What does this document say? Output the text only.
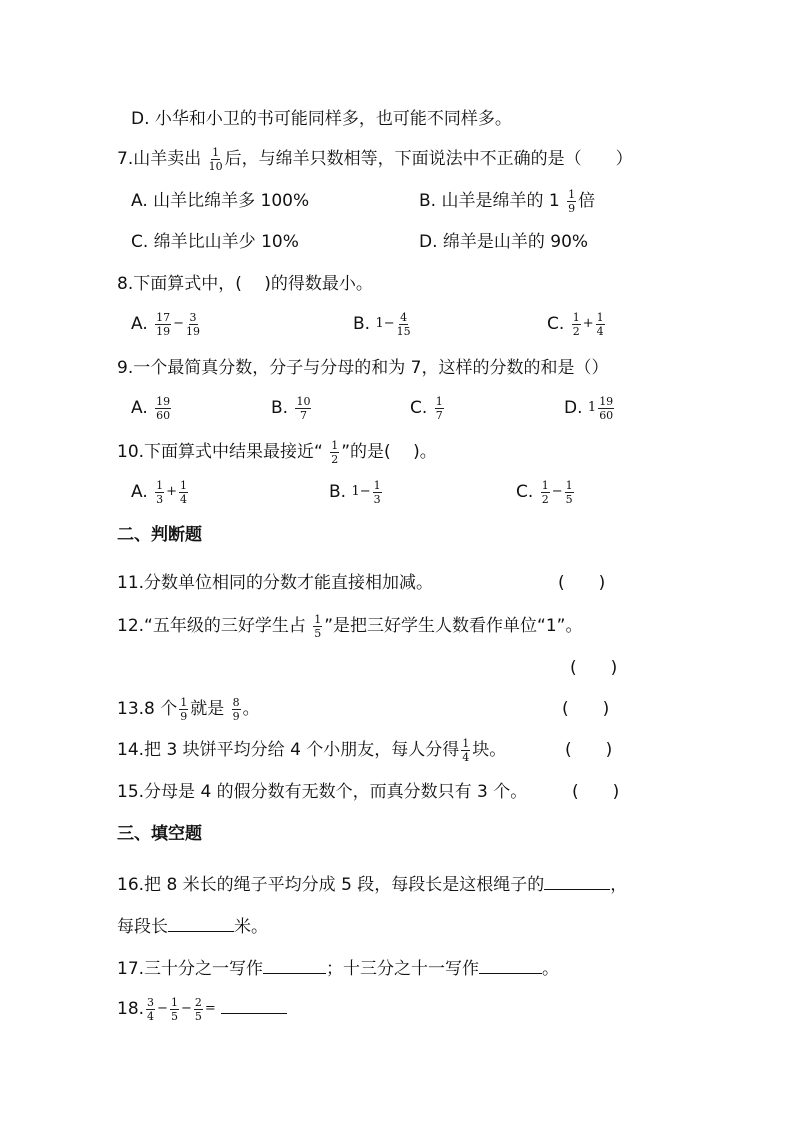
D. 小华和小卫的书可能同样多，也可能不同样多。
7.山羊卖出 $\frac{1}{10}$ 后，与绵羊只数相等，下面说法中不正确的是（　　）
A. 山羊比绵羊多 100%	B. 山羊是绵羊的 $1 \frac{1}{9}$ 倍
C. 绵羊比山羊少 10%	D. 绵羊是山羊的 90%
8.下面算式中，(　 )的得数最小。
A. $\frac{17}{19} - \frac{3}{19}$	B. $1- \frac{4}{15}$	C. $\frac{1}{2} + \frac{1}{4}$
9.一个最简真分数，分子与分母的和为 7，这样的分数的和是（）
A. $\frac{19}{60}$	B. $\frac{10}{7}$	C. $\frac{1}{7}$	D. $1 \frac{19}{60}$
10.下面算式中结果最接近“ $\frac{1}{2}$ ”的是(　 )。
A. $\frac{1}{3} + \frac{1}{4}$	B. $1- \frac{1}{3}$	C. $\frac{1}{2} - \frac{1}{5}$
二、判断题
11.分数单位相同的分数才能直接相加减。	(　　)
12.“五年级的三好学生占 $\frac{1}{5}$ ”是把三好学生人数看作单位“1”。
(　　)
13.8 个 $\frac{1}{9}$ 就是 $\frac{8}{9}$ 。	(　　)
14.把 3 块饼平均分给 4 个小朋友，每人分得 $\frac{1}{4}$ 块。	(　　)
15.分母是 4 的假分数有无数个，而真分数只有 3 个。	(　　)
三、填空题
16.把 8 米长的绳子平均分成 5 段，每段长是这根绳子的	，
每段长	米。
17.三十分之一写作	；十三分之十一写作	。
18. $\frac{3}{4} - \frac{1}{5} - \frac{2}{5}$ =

***

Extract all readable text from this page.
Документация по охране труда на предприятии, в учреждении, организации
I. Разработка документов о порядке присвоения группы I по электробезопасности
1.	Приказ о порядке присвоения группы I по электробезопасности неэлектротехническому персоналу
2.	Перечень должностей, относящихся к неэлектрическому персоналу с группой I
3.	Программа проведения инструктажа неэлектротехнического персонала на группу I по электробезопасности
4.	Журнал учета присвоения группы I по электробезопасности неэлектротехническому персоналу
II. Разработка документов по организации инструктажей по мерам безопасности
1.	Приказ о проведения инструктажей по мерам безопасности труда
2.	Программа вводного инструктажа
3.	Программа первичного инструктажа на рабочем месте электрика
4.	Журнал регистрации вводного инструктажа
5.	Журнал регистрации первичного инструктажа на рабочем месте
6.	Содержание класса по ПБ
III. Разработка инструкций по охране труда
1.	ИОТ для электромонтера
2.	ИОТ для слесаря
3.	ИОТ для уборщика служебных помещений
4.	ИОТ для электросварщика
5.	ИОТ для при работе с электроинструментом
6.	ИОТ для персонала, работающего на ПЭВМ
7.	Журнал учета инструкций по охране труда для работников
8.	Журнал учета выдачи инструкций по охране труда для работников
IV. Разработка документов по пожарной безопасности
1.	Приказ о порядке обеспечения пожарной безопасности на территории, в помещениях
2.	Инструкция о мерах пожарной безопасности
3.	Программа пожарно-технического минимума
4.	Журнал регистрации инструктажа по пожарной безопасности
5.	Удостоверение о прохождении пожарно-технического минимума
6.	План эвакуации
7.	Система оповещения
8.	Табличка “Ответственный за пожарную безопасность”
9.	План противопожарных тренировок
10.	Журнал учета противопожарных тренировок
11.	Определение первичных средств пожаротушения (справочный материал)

***

* **Exercise brief**
Where a line above holds the string "пожарной", show that line.

* **Result of this exercise**
IV. Разработка документов по пожарной безопасности
1.	Приказ о порядке обеспечения пожарной безопасности на территории, в помещениях
2.	Инструкция о мерах пожарной безопасности
4.	Журнал регистрации инструктажа по пожарной безопасности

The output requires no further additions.